### STATED GOAL
Below are the records. List every line holding the word "values".

GIVEN ENTRIES start

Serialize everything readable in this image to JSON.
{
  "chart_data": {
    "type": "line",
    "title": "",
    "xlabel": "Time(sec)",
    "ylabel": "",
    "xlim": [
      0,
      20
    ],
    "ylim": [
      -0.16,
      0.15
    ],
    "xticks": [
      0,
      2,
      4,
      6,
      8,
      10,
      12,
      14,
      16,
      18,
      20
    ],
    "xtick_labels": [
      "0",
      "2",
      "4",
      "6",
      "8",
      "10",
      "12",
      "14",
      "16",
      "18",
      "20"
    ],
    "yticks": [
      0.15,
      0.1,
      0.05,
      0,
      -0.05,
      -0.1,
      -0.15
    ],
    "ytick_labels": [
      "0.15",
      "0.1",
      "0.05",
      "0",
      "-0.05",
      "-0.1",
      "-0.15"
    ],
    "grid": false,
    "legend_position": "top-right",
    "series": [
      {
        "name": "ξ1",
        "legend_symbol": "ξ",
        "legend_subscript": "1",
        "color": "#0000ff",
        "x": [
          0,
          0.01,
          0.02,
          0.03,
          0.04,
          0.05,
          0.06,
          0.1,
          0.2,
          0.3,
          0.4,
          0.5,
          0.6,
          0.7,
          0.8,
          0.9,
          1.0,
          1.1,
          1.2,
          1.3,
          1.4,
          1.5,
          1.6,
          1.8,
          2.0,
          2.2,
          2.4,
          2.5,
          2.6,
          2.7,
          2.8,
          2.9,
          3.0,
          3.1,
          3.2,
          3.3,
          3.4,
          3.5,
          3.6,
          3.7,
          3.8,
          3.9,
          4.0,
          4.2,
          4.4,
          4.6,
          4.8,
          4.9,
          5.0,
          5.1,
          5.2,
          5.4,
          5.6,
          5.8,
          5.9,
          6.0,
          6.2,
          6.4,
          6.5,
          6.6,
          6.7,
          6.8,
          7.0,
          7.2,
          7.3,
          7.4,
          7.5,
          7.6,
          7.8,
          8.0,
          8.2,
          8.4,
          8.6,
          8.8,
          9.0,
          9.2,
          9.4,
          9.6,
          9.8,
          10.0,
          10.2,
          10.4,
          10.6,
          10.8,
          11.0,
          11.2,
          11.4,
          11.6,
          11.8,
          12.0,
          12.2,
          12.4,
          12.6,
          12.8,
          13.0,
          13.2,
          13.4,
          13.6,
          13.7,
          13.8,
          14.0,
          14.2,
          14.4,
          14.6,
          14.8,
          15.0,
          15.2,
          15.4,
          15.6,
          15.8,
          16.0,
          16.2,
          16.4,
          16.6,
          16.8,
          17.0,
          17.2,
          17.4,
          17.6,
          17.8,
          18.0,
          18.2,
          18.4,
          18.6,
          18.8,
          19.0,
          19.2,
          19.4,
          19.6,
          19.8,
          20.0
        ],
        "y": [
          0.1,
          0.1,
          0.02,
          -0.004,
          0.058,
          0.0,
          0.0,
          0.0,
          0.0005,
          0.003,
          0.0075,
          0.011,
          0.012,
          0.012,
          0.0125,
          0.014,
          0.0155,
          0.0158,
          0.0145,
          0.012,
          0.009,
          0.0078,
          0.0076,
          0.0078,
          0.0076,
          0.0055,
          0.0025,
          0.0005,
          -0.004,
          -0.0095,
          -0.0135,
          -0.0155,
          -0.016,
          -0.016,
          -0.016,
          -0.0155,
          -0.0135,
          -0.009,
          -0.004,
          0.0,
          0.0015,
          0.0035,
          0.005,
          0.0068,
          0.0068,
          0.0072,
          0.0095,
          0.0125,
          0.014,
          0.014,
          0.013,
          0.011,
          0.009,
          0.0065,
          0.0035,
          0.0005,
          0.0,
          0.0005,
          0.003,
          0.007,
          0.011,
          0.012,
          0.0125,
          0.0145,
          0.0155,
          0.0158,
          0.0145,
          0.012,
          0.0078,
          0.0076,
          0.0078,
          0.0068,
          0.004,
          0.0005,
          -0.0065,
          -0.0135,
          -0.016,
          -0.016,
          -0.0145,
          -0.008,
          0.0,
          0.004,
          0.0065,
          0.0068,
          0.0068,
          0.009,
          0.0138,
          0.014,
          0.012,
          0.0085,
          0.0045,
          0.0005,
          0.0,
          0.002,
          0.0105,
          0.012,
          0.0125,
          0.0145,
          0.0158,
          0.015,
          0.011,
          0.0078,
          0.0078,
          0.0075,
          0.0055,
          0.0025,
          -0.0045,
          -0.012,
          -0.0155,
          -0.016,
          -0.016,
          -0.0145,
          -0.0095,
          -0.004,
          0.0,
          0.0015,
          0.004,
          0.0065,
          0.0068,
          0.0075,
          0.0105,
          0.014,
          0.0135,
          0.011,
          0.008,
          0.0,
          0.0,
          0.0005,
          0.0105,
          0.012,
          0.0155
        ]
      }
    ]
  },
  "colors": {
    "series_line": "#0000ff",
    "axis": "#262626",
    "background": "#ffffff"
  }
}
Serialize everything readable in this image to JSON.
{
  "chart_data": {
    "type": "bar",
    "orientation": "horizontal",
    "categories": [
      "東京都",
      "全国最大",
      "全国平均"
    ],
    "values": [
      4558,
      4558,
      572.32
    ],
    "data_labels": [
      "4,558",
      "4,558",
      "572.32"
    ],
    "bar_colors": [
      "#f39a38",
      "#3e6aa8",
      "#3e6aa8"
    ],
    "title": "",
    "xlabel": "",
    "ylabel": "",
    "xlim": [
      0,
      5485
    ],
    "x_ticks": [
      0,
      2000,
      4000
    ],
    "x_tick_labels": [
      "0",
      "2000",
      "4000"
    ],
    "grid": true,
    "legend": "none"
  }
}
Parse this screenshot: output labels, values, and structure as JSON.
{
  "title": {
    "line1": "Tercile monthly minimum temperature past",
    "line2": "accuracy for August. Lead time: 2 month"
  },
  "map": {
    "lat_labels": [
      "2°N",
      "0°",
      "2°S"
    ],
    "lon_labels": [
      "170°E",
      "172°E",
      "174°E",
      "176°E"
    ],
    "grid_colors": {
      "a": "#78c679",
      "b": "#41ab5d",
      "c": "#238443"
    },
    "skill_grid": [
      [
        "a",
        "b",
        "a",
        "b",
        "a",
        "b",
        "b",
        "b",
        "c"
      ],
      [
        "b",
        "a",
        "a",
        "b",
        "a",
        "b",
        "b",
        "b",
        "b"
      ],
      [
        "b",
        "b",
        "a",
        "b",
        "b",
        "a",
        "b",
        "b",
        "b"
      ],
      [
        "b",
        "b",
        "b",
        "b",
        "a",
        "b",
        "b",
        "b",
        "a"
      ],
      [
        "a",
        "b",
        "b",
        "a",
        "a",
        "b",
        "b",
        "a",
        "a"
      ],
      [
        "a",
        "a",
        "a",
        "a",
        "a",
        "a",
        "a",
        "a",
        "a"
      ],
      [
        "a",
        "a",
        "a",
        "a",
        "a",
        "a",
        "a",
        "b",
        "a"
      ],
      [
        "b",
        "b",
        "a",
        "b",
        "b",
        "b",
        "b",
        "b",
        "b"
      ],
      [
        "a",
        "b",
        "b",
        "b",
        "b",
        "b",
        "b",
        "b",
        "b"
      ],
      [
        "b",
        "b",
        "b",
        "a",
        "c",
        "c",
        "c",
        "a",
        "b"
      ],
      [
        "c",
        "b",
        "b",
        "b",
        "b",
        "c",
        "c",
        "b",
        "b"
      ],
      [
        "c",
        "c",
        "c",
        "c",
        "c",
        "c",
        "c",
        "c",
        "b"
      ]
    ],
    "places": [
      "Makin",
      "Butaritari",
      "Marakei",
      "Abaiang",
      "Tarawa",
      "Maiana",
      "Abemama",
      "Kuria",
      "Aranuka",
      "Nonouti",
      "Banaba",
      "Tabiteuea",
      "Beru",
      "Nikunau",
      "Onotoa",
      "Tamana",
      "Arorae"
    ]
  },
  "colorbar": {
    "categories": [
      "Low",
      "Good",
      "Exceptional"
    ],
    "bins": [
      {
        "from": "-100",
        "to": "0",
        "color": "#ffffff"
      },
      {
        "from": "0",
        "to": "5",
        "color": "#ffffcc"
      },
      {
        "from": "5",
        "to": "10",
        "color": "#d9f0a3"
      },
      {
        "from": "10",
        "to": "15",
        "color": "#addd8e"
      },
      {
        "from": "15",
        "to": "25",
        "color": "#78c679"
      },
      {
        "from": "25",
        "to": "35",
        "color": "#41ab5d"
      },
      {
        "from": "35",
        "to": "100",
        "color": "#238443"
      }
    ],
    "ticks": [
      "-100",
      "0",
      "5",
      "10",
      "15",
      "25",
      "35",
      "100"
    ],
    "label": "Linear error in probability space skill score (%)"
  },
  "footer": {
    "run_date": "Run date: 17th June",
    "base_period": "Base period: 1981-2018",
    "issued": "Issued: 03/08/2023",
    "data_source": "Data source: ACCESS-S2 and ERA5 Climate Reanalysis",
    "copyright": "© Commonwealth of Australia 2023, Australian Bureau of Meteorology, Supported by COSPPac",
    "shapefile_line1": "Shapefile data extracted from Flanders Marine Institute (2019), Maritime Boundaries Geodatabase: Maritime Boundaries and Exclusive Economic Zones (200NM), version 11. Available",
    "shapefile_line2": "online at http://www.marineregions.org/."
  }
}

GIVEN ENTRIES end

### COMPLETE OUTPUT
    "values": [
Parse this screenshot: output labels, values, and structure as JSON.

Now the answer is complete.